Data entries:
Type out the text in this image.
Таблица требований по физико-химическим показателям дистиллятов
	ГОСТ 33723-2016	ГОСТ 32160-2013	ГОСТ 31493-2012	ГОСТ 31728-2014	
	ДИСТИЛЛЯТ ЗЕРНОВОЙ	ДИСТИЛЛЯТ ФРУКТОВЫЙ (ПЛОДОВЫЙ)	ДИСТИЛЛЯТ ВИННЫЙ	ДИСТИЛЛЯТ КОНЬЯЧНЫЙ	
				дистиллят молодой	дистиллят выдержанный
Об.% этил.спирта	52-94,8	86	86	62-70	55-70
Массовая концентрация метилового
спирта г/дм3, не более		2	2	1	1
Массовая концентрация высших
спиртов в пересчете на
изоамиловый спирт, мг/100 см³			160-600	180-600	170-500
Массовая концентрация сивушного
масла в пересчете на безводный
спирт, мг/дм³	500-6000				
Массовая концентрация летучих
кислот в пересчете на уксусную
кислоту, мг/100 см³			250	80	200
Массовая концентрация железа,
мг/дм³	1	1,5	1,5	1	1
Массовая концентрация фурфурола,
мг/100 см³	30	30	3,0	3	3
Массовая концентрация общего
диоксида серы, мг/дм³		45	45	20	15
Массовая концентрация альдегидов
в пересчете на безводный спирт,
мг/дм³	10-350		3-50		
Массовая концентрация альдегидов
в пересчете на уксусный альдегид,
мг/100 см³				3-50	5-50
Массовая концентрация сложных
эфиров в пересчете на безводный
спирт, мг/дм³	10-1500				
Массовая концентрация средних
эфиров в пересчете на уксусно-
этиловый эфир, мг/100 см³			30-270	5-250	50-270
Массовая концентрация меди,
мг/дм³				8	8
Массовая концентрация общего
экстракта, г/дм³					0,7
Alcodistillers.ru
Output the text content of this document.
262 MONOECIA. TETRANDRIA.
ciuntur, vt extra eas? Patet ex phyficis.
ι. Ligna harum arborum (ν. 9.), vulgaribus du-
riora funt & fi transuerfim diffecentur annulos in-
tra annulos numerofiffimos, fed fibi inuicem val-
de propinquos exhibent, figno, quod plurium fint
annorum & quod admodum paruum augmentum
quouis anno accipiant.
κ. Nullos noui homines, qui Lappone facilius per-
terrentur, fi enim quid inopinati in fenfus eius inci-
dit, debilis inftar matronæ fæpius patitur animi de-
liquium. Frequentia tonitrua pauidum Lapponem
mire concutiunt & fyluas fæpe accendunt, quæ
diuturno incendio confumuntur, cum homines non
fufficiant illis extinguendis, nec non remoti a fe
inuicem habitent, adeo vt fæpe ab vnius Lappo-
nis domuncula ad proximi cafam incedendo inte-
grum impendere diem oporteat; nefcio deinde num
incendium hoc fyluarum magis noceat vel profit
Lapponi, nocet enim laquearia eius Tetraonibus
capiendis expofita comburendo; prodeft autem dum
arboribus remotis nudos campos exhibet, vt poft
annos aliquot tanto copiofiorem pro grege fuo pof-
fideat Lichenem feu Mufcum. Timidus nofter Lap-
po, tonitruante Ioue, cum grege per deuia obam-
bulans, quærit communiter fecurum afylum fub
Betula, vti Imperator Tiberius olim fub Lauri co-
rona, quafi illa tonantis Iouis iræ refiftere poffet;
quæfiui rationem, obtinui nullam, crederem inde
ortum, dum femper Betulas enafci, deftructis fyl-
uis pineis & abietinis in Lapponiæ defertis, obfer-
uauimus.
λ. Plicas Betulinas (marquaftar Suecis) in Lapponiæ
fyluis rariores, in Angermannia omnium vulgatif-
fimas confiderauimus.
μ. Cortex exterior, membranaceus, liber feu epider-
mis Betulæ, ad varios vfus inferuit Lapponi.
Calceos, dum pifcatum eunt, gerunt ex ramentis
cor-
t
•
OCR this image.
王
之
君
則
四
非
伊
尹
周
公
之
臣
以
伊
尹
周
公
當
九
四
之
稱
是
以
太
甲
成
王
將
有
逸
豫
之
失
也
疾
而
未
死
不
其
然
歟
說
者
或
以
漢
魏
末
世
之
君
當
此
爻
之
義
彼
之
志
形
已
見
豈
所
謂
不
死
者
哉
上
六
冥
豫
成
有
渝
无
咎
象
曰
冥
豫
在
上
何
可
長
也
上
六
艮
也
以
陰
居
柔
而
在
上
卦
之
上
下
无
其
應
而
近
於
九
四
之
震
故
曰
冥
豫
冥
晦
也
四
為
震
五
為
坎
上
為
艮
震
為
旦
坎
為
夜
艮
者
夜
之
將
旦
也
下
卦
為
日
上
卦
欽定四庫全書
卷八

--- OBJECTIVE ---
Each line of the material should be echoed exactly.

--- ANSWER FOR THIS EXERCISE ---
Type out the text in this image.
Таблица требований по физико-химическим показателям дистиллятов
	ГОСТ 33723-2016	ГОСТ 32160-2013	ГОСТ 31493-2012	ГОСТ 31728-2014	
	ДИСТИЛЛЯТ ЗЕРНОВОЙ	ДИСТИЛЛЯТ ФРУКТОВЫЙ (ПЛОДОВЫЙ)	ДИСТИЛЛЯТ ВИННЫЙ	ДИСТИЛЛЯТ КОНЬЯЧНЫЙ	
				дистиллят молодой	дистиллят выдержанный
Об.% этил.спирта	52-94,8	86	86	62-70	55-70
Массовая концентрация метилового
спирта г/дм3, не более		2	2	1	1
Массовая концентрация высших
спиртов в пересчете на
изоамиловый спирт, мг/100 см³			160-600	180-600	170-500
Массовая концентрация сивушного
масла в пересчете на безводный
спирт, мг/дм³	500-6000				
Массовая концентрация летучих
кислот в пересчете на уксусную
кислоту, мг/100 см³			250	80	200
Массовая концентрация железа,
мг/дм³	1	1,5	1,5	1	1
Массовая концентрация фурфурола,
мг/100 см³	30	30	3,0	3	3
Массовая концентрация общего
диоксида серы, мг/дм³		45	45	20	15
Массовая концентрация альдегидов
в пересчете на безводный спирт,
мг/дм³	10-350		3-50		
Массовая концентрация альдегидов
в пересчете на уксусный альдегид,
мг/100 см³				3-50	5-50
Массовая концентрация сложных
эфиров в пересчете на безводный
спирт, мг/дм³	10-1500				
Массовая концентрация средних
эфиров в пересчете на уксусно-
этиловый эфир, мг/100 см³			30-270	5-250	50-270
Массовая концентрация меди,
мг/дм³				8	8
Массовая концентрация общего
экстракта, г/дм³					0,7
Alcodistillers.ru
Output the text content of this document.
262 MONOECIA. TETRANDRIA.
ciuntur, vt extra eas? Patet ex phyficis.
ι. Ligna harum arborum (ν. 9.), vulgaribus du-
riora funt & fi transuerfim diffecentur annulos in-
tra annulos numerofiffimos, fed fibi inuicem val-
de propinquos exhibent, figno, quod plurium fint
annorum & quod admodum paruum augmentum
quouis anno accipiant.
κ. Nullos noui homines, qui Lappone facilius per-
terrentur, fi enim quid inopinati in fenfus eius inci-
dit, debilis inftar matronæ fæpius patitur animi de-
liquium. Frequentia tonitrua pauidum Lapponem
mire concutiunt & fyluas fæpe accendunt, quæ
diuturno incendio confumuntur, cum homines non
fufficiant illis extinguendis, nec non remoti a fe
inuicem habitent, adeo vt fæpe ab vnius Lappo-
nis domuncula ad proximi cafam incedendo inte-
grum impendere diem oporteat; nefcio deinde num
incendium hoc fyluarum magis noceat vel profit
Lapponi, nocet enim laquearia eius Tetraonibus
capiendis expofita comburendo; prodeft autem dum
arboribus remotis nudos campos exhibet, vt poft
annos aliquot tanto copiofiorem pro grege fuo pof-
fideat Lichenem feu Mufcum. Timidus nofter Lap-
po, tonitruante Ioue, cum grege per deuia obam-
bulans, quærit communiter fecurum afylum fub
Betula, vti Imperator Tiberius olim fub Lauri co-
rona, quafi illa tonantis Iouis iræ refiftere poffet;
quæfiui rationem, obtinui nullam, crederem inde
ortum, dum femper Betulas enafci, deftructis fyl-
uis pineis & abietinis in Lapponiæ defertis, obfer-
uauimus.
λ. Plicas Betulinas (marquaftar Suecis) in Lapponiæ
fyluis rariores, in Angermannia omnium vulgatif-
fimas confiderauimus.
μ. Cortex exterior, membranaceus, liber feu epider-
mis Betulæ, ad varios vfus inferuit Lapponi.
Calceos, dum pifcatum eunt, gerunt ex ramentis
cor-
t
•
OCR this image.
王
之
君
則
四
非
伊
尹
周
公
之
臣
以
伊
尹
周
公
當
九
四
之
稱
是
以
太
甲
成
王
將
有
逸
豫
之
失
也
疾
而
未
死
不
其
然
歟
說
者
或
以
漢
魏
末
世
之
君
當
此
爻
之
義
彼
之
志
形
已
見
豈
所
謂
不
死
者
哉
上
六
冥
豫
成
有
渝
无
咎
象
曰
冥
豫
在
上
何
可
長
也
上
六
艮
也
以
陰
居
柔
而
在
上
卦
之
上
下
无
其
應
而
近
於
九
四
之
震
故
曰
冥
豫
冥
晦
也
四
為
震
五
為
坎
上
為
艮
震
為
旦
坎
為
夜
艮
者
夜
之
將
旦
也
下
卦
為
日
上
卦
欽定四庫全書
卷八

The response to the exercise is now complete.